→ Requirement
From the first line to the last, write out the material verbatim.

→ Data for analysis
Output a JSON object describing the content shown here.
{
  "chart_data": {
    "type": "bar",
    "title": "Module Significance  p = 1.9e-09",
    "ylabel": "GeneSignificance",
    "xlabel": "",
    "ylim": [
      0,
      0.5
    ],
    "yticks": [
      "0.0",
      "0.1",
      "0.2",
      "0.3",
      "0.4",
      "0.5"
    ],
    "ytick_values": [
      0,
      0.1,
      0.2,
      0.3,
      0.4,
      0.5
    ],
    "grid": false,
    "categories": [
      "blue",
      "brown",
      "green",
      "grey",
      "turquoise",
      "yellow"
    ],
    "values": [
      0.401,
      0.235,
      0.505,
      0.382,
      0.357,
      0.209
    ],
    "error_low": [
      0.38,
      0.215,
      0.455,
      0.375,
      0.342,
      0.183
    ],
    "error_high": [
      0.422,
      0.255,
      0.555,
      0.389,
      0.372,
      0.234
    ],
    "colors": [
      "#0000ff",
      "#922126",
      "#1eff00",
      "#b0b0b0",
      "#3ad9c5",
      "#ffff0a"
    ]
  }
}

→ Task result
Output a JSON object describing the content shown here.
{
  "chart_data": {
    "type": "bar",
    "title": "Module Significance  p = 1.9e-09",
    "ylabel": "GeneSignificance",
    "xlabel": "",
    "ylim": [
      0,
      0.5
    ],
    "yticks": [
      "0.0",
      "0.1",
      "0.2",
      "0.3",
      "0.4",
      "0.5"
    ],
    "ytick_values": [
      0,
      0.1,
      0.2,
      0.3,
      0.4,
      0.5
    ],
    "grid": false,
    "categories": [
      "blue",
      "brown",
      "green",
      "grey",
      "turquoise",
      "yellow"
    ],
    "values": [
      0.401,
      0.235,
      0.505,
      0.382,
      0.357,
      0.209
    ],
    "error_low": [
      0.38,
      0.215,
      0.455,
      0.375,
      0.342,
      0.183
    ],
    "error_high": [
      0.422,
      0.255,
      0.555,
      0.389,
      0.372,
      0.234
    ],
    "colors": [
      "#0000ff",
      "#922126",
      "#1eff00",
      "#b0b0b0",
      "#3ad9c5",
      "#ffff0a"
    ]
  }
}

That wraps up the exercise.